Small Business Tips for the Neophyte

I have plenty of small business tips for the neophyte who is just starting out. Over my career I’ve probably started a dozen or so small businesses. Of course, not all of them have been successful, but I’ve learned a great deal about what to do and what to avoid. Probably the most important lesson that I’ve learned, though, is to not get too far ahead of yourself. There’s nothing wrong with thinking big, but every million dollar home run started with a lot of strikes and lucky singles.

The best small business tips come from careful planning. What do I mean by this? I don’t necessarily mean writing detailed business plans and complex spreadsheets, but really understanding the market you’re trying to address. How large is the market? Who are your competitors? Where can you find customers? I find it funny when people tell me of their next great idea and say that there’s no competition out there for their product. To me, that’s a bad sign. No competition could very well also mean nobody wants your product or service.

So, careful planning involves researching the viability and desirability of your product or service. The great news is that with the Internet, you’re able to dig pretty deep to find answers to your questions. For example, very few people realize the power that is at their fingertips with Google’s search engine and its advanced search options. In addition, Google has several tools that allow one to see “trends” and anticipate what people might be interested in. This tool is found at www.google.com/trends.
- - -
- What is expected:
Before the rows, reproduce the small business tips text in full, word for word.
- - -
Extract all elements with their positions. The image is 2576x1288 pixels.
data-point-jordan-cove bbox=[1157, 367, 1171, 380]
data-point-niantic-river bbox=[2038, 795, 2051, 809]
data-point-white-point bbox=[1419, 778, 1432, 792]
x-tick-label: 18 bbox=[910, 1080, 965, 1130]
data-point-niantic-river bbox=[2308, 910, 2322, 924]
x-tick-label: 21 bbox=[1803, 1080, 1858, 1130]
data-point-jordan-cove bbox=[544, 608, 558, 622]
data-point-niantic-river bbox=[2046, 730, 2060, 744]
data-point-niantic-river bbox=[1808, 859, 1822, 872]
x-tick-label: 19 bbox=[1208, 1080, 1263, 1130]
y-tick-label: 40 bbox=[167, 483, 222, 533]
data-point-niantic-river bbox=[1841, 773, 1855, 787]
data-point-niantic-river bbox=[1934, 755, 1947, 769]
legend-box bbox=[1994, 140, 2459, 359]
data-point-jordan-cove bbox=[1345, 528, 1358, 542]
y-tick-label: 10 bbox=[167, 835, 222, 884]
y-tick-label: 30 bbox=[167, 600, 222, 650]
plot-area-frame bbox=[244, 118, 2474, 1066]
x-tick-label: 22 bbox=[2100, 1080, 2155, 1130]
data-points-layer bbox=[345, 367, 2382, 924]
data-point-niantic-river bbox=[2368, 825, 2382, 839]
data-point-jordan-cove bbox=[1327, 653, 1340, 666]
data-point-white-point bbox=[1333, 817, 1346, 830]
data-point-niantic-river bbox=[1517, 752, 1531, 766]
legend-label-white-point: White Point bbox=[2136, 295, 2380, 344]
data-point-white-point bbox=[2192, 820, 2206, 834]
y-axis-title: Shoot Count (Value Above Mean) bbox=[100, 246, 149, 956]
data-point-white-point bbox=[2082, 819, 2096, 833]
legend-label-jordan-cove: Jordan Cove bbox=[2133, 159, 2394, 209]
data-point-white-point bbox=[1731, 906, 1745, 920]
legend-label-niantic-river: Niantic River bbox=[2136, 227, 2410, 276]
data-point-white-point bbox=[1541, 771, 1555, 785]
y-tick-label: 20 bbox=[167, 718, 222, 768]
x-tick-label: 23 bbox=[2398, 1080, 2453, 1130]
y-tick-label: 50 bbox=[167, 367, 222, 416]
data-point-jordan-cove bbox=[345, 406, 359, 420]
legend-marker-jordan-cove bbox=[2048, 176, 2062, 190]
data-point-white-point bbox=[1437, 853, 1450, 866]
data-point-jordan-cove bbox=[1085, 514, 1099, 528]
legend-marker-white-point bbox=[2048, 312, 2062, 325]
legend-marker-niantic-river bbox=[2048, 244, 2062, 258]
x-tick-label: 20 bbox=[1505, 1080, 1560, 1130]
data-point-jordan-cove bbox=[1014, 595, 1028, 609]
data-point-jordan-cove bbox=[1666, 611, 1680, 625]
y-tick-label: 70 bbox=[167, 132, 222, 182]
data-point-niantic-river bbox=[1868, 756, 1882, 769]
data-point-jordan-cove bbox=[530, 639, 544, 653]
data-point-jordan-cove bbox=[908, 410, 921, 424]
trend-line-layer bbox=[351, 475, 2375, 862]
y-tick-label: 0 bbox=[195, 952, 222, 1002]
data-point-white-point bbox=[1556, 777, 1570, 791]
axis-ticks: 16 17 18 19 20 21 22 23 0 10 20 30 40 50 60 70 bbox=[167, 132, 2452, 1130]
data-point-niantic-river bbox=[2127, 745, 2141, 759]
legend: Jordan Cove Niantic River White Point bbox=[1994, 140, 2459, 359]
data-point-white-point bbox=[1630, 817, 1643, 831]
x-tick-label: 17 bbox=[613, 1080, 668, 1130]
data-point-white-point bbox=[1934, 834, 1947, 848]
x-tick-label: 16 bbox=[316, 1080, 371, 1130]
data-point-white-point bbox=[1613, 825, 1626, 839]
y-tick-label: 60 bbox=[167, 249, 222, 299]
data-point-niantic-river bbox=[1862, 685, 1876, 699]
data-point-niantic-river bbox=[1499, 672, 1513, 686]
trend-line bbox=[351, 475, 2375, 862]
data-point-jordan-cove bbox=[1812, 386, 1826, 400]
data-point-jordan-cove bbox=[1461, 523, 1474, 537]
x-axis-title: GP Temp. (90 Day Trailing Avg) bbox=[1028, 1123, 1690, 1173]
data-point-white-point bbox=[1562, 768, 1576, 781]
- - -
- Complete answer:
Small Business Tips for the Neophyte

I have plenty of small business tips for the neophyte who is just starting out. Over my career I’ve probably started a dozen or so small businesses. Of course, not all of them have been successful, but I’ve learned a great deal about what to do and what to avoid. Probably the most important lesson that I’ve learned, though, is to not get too far ahead of yourself. There’s nothing wrong with thinking big, but every million dollar home run started with a lot of strikes and lucky singles.

The best small business tips come from careful planning. What do I mean by this? I don’t necessarily mean writing detailed business plans and complex spreadsheets, but really understanding the market you’re trying to address. How large is the market? Who are your competitors? Where can you find customers? I find it funny when people tell me of their next great idea and say that there’s no competition out there for their product. To me, that’s a bad sign. No competition could very well also mean nobody wants your product or service.

So, careful planning involves researching the viability and desirability of your product or service. The great news is that with the Internet, you’re able to dig pretty deep to find answers to your questions. For example, very few people realize the power that is at their fingertips with Google’s search engine and its advanced search options. In addition, Google has several tools that allow one to see “trends” and anticipate what people might be interested in. This tool is found at www.google.com/trends.